--- Excerpted records ---
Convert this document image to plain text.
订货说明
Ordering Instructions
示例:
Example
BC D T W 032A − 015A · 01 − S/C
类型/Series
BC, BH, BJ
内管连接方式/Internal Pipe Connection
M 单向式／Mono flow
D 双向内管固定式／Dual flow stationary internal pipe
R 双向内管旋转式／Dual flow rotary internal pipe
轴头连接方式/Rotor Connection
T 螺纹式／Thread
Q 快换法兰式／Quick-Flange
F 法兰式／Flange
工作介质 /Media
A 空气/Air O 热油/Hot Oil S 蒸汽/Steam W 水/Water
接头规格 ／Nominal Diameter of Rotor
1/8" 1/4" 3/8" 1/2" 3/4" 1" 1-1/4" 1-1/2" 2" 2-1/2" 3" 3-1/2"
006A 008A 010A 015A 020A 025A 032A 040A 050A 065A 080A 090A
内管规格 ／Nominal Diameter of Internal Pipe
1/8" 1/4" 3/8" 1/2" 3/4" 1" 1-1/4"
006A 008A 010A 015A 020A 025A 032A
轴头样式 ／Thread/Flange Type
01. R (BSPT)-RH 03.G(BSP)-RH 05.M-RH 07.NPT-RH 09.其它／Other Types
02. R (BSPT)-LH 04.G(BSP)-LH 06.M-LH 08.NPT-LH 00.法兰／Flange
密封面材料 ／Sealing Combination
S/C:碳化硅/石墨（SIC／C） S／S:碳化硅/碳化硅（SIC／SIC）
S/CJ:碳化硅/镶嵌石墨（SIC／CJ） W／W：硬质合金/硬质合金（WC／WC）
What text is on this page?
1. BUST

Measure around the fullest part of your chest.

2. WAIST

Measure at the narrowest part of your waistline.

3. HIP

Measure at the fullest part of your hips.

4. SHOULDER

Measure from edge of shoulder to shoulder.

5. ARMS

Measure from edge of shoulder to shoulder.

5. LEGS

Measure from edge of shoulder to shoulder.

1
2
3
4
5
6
---
Reproduce each record exactly, leaving nothing out.

Convert this document image to plain text.
订货说明
Ordering Instructions
示例:
Example
BC D T W 032A − 015A · 01 − S/C
类型/Series
BC, BH, BJ
内管连接方式/Internal Pipe Connection
M 单向式／Mono flow
D 双向内管固定式／Dual flow stationary internal pipe
R 双向内管旋转式／Dual flow rotary internal pipe
轴头连接方式/Rotor Connection
T 螺纹式／Thread
Q 快换法兰式／Quick-Flange
F 法兰式／Flange
工作介质 /Media
A 空气/Air O 热油/Hot Oil S 蒸汽/Steam W 水/Water
接头规格 ／Nominal Diameter of Rotor
1/8" 1/4" 3/8" 1/2" 3/4" 1" 1-1/4" 1-1/2" 2" 2-1/2" 3" 3-1/2"
006A 008A 010A 015A 020A 025A 032A 040A 050A 065A 080A 090A
内管规格 ／Nominal Diameter of Internal Pipe
1/8" 1/4" 3/8" 1/2" 3/4" 1" 1-1/4"
006A 008A 010A 015A 020A 025A 032A
轴头样式 ／Thread/Flange Type
01. R (BSPT)-RH 03.G(BSP)-RH 05.M-RH 07.NPT-RH 09.其它／Other Types
02. R (BSPT)-LH 04.G(BSP)-LH 06.M-LH 08.NPT-LH 00.法兰／Flange
密封面材料 ／Sealing Combination
S/C:碳化硅/石墨（SIC／C） S／S:碳化硅/碳化硅（SIC／SIC）
S/CJ:碳化硅/镶嵌石墨（SIC／CJ） W／W：硬质合金/硬质合金（WC／WC）
What text is on this page?
1. BUST

Measure around the fullest part of your chest.

2. WAIST

Measure at the narrowest part of your waistline.

3. HIP

Measure at the fullest part of your hips.

4. SHOULDER

Measure from edge of shoulder to shoulder.

5. ARMS

Measure from edge of shoulder to shoulder.

5. LEGS

Measure from edge of shoulder to shoulder.

1
2
3
4
5
6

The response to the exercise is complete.